**PROVIDED RECORDS**
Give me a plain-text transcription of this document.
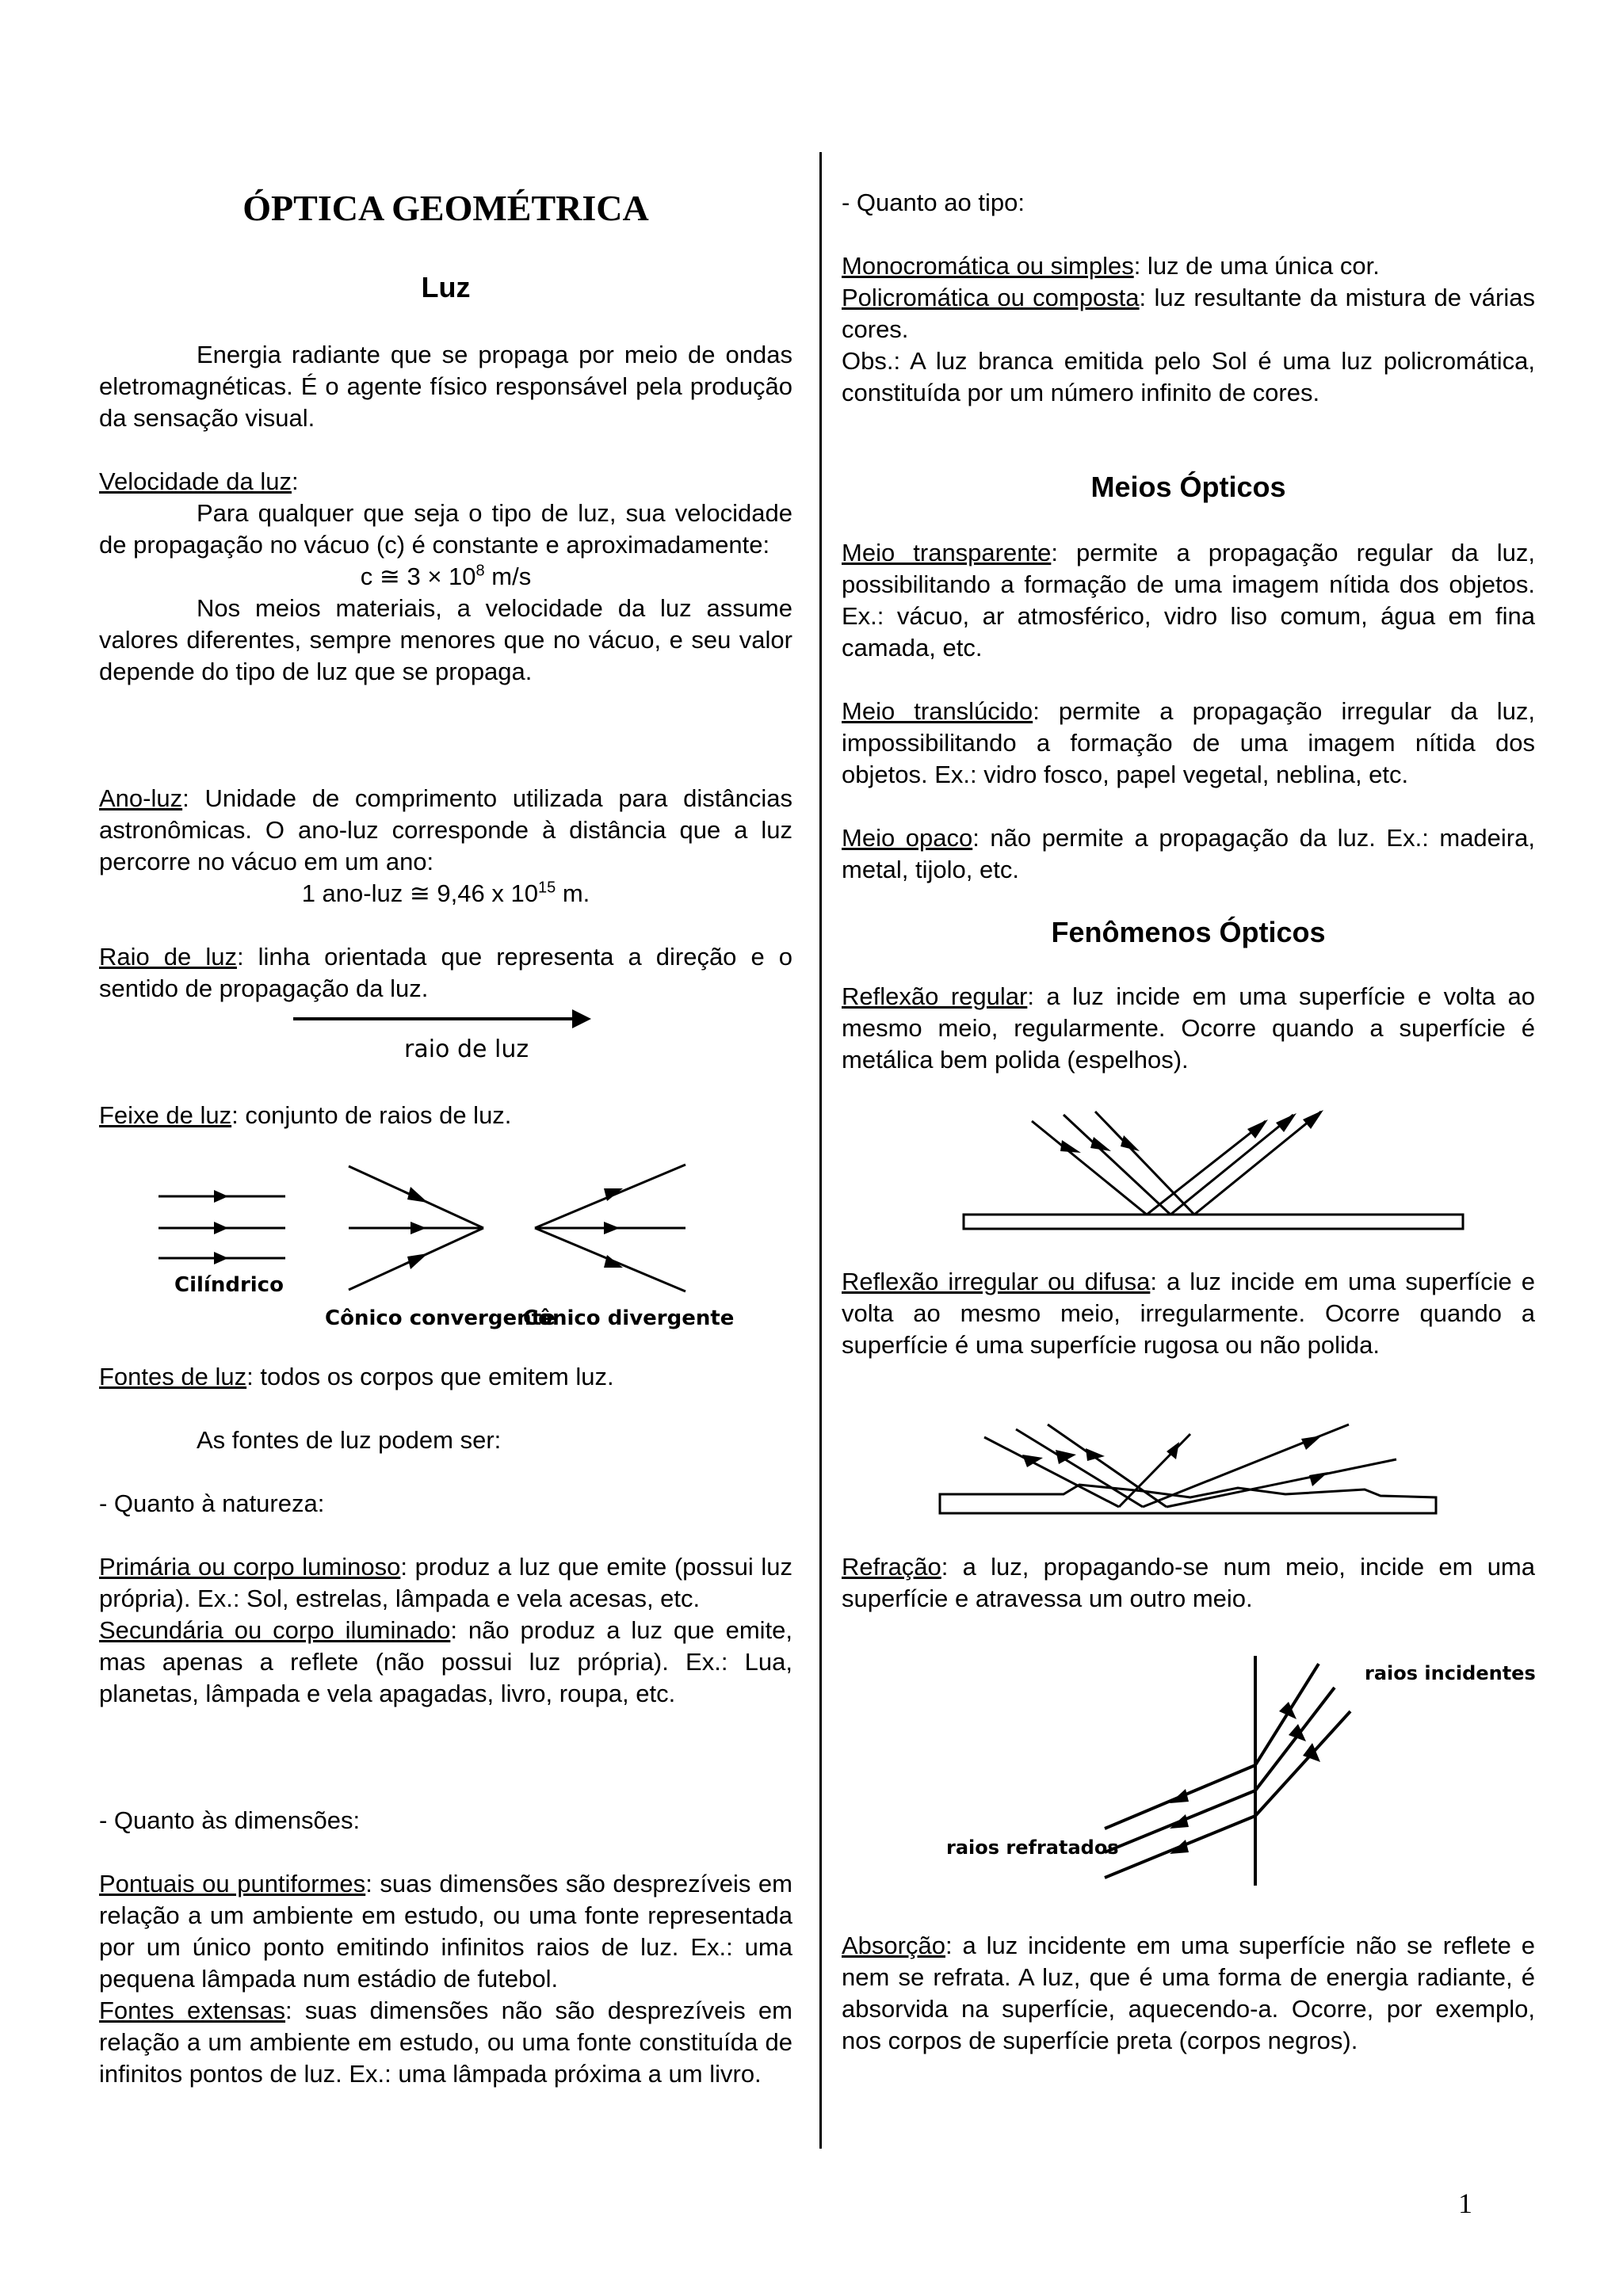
ÓPTICA GEOMÉTRICA
Luz

Energia radiante que se propaga por meio de ondas eletromagnéticas. É o agente físico responsável pela produção da sensação visual.

Velocidade da luz:

Para qualquer que seja o tipo de luz, sua velocidade de propagação no vácuo (c) é constante e aproximadamente:

c ≅ $3 \times 10^8$ m/s

Nos meios materiais, a velocidade da luz assume valores diferentes, sempre menores que no vácuo, e seu valor depende do tipo de luz que se propaga.

Ano-luz: Unidade de comprimento utilizada para distâncias astronômicas. O ano-luz corresponde à distância que a luz percorre no vácuo em um ano:

1 ano-luz ≅ 9,46 x $10^{15}$ m.

Raio de luz: linha orientada que representa a direção e o sentido de propagação da luz.

raio de luz

Feixe de luz: conjunto de raios de luz.

Cilíndrico
Cônico convergente
Cônico divergente

Fontes de luz: todos os corpos que emitem luz.

As fontes de luz podem ser:

- Quanto à natureza:

Primária ou corpo luminoso: produz a luz que emite (possui luz própria). Ex.: Sol, estrelas, lâmpada e vela acesas, etc.

Secundária ou corpo iluminado: não produz a luz que emite, mas apenas a reflete (não possui luz própria). Ex.: Lua, planetas, lâmpada e vela apagadas, livro, roupa, etc.

- Quanto às dimensões:

Pontuais ou puntiformes: suas dimensões são desprezíveis em relação a um ambiente em estudo, ou uma fonte representada por um único ponto emitindo infinitos raios de luz. Ex.: uma pequena lâmpada num estádio de futebol.

Fontes extensas: suas dimensões não são desprezíveis em relação a um ambiente em estudo, ou uma fonte constituída de infinitos pontos de luz. Ex.: uma lâmpada próxima a um livro.

- Quanto ao tipo:

Monocromática ou simples: luz de uma única cor.

Policromática ou composta: luz resultante da mistura de várias cores.

Obs.: A luz branca emitida pelo Sol é uma luz policromática, constituída por um número infinito de cores.

Meios Ópticos

Meio transparente: permite a propagação regular da luz, possibilitando a formação de uma imagem nítida dos objetos. Ex.: vácuo, ar atmosférico, vidro liso comum, água em fina camada, etc.

Meio translúcido: permite a propagação irregular da luz, impossibilitando a formação de uma imagem nítida dos objetos. Ex.: vidro fosco, papel vegetal, neblina, etc.

Meio opaco: não permite a propagação da luz. Ex.: madeira, metal, tijolo, etc.

Fenômenos Ópticos

Reflexão regular: a luz incide em uma superfície e volta ao mesmo meio, regularmente. Ocorre quando a superfície é metálica bem polida (espelhos).

Reflexão irregular ou difusa: a luz incide em uma superfície e volta ao mesmo meio, irregularmente. Ocorre quando a superfície é uma superfície rugosa ou não polida.

Refração: a luz, propagando-se num meio, incide em uma superfície e atravessa um outro meio.

raios incidentes
raios refratados

Absorção: a luz incidente em uma superfície não se reflete e nem se refrata. A luz, que é uma forma de energia radiante, é absorvida na superfície, aquecendo-a. Ocorre, por exemplo, nos corpos de superfície preta (corpos negros).

1
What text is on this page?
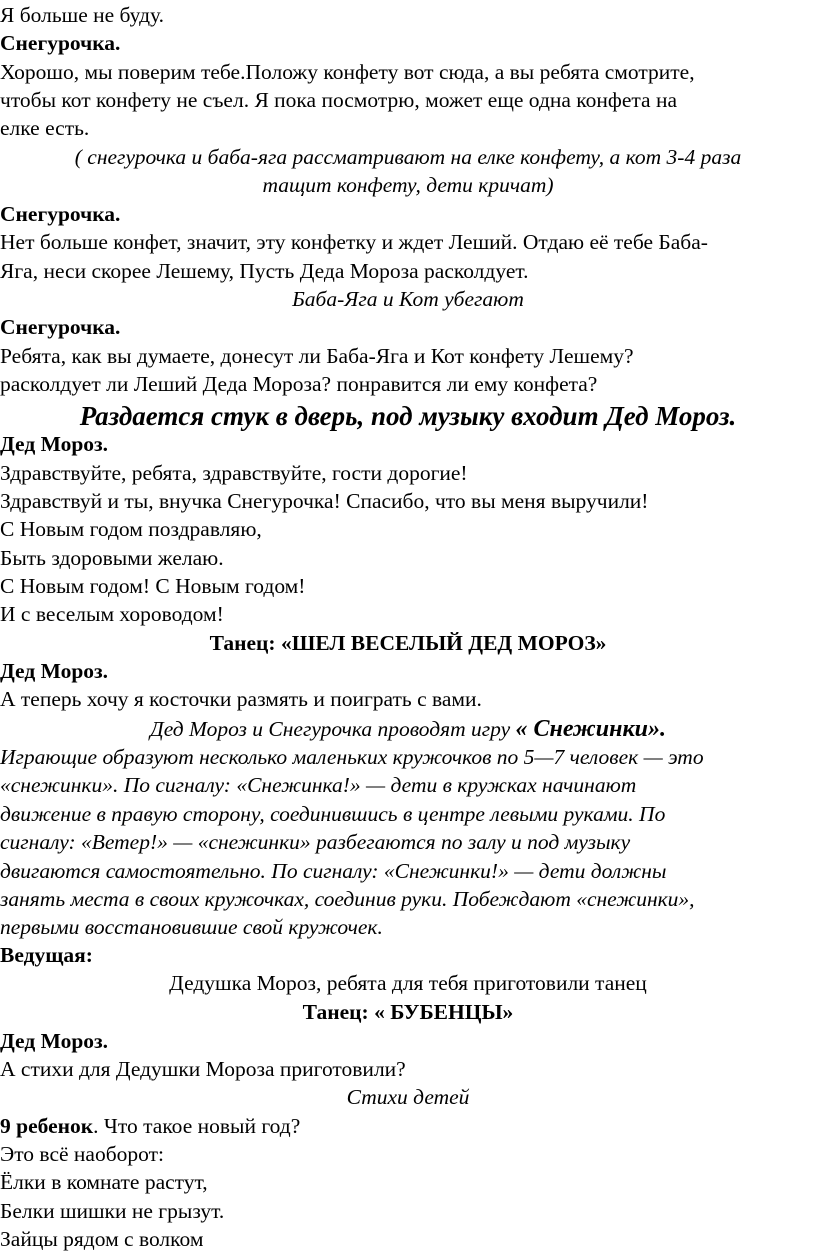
Я больше не буду.
Снегурочка.
Хорошо, мы поверим тебе.Положу конфету вот сюда, а вы ребята смотрите,
чтобы кот конфету не съел. Я пока посмотрю, может еще одна конфета на
елке есть.
( снегурочка и баба-яга рассматривают на елке конфету, а кот 3-4 раза
тащит конфету, дети кричат)
Снегурочка.
Нет больше конфет, значит, эту конфетку и ждет Леший. Отдаю её тебе Баба-
Яга, неси скорее Лешему, Пусть Деда Мороза расколдует.
Баба-Яга и Кот убегают
Снегурочка.
Ребята, как вы думаете, донесут ли Баба-Яга и Кот конфету Лешему?
расколдует ли Леший Деда Мороза? понравится ли ему конфета?
Раздается стук в дверь, под музыку входит Дед Мороз.
Дед Мороз.
Здравствуйте, ребята, здравствуйте, гости дорогие!
Здравствуй и ты, внучка Снегурочка! Спасибо, что вы меня выручили!
С Новым годом поздравляю,
Быть здоровыми желаю.
С Новым годом! С Новым годом!
И с веселым хороводом!
Танец: «ШЕЛ ВЕСЕЛЫЙ ДЕД МОРОЗ»
Дед Мороз.
А теперь хочу я косточки размять и поиграть с вами.
Дед Мороз и Снегурочка проводят игру « Снежинки».
Играющие образуют несколько маленьких кружочков по 5—7 человек — это
«снежинки». По сигналу: «Снежинка!» — дети в кружках начинают
движение в правую сторону, соединившись в центре левыми руками. По
сигналу: «Ветер!» — «снежинки» разбегаются по залу и под музыку
двигаются самостоятельно. По сигналу: «Снежинки!» — дети должны
занять места в своих кружочках, соединив руки. Побеждают «снежинки»,
первыми восстановившие свой кружочек.
Ведущая:
Дедушка Мороз, ребята для тебя приготовили танец
Танец: « БУБЕНЦЫ»
Дед Мороз.
А стихи для Дедушки Мороза приготовили?
Стихи детей
9 ребенок. Что такое новый год?
Это всё наоборот:
Ёлки в комнате растут,
Белки шишки не грызут.
Зайцы рядом с волком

**GOAL OF THE EXERCISE**
Look through the data above. Copy every line with the string "Ocorre" in it.

**WRITTEN ANSWER**
Reflexão regular: a luz incide em uma superfície e volta ao mesmo meio, regularmente. Ocorre quando a superfície é metálica bem polida (espelhos).
Reflexão irregular ou difusa: a luz incide em uma superfície e volta ao mesmo meio, irregularmente. Ocorre quando a superfície é uma superfície rugosa ou não polida.
Absorção: a luz incidente em uma superfície não se reflete e nem se refrata. A luz, que é uma forma de energia radiante, é absorvida na superfície, aquecendo-a. Ocorre, por exemplo, nos corpos de superfície preta (corpos negros).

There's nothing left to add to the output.